In the data below, find every line with the string "parameters" and pull it out.
** start of Raw data **
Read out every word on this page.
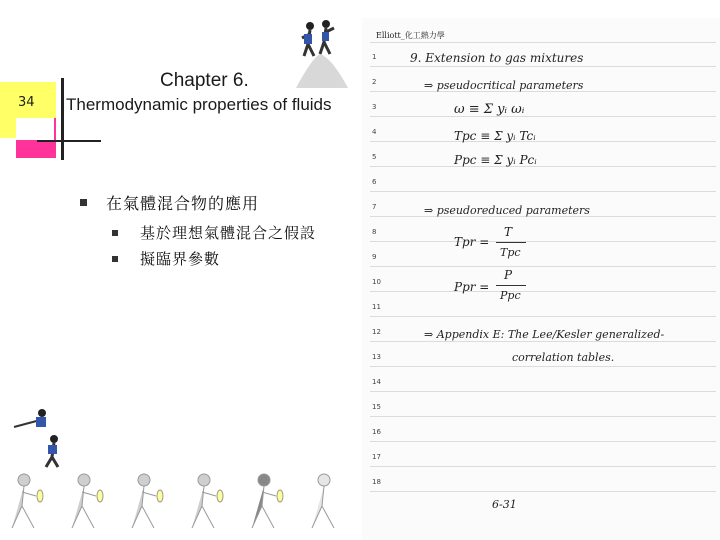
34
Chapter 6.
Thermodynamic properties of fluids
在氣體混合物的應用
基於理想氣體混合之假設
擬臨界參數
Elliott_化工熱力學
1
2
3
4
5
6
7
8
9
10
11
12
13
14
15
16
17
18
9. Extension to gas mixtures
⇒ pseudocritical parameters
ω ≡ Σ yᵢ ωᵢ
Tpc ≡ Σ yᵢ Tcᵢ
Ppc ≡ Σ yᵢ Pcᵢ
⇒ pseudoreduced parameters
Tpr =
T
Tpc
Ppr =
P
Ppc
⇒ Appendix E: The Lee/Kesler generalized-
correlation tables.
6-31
** end of Raw data **
** start of Raw data **
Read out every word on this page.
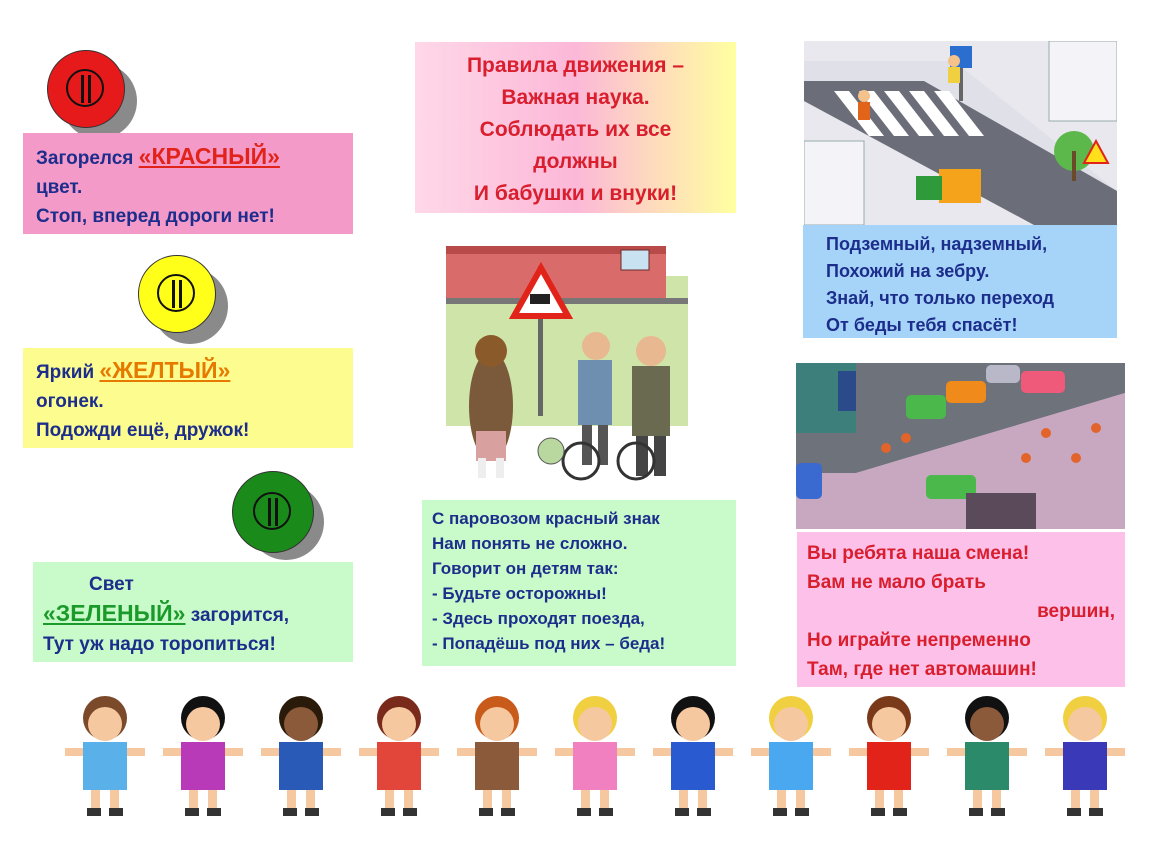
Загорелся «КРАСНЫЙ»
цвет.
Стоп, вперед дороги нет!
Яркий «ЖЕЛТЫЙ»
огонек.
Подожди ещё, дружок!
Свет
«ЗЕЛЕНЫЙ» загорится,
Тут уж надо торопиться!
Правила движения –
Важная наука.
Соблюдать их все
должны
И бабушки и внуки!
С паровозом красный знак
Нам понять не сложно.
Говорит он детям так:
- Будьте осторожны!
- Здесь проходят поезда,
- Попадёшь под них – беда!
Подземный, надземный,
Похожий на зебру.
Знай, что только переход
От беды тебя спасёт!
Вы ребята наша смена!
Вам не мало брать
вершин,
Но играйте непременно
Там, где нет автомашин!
** end of Raw data **
[Exercise response]
⇒ pseudocritical parameters
⇒ pseudoreduced parameters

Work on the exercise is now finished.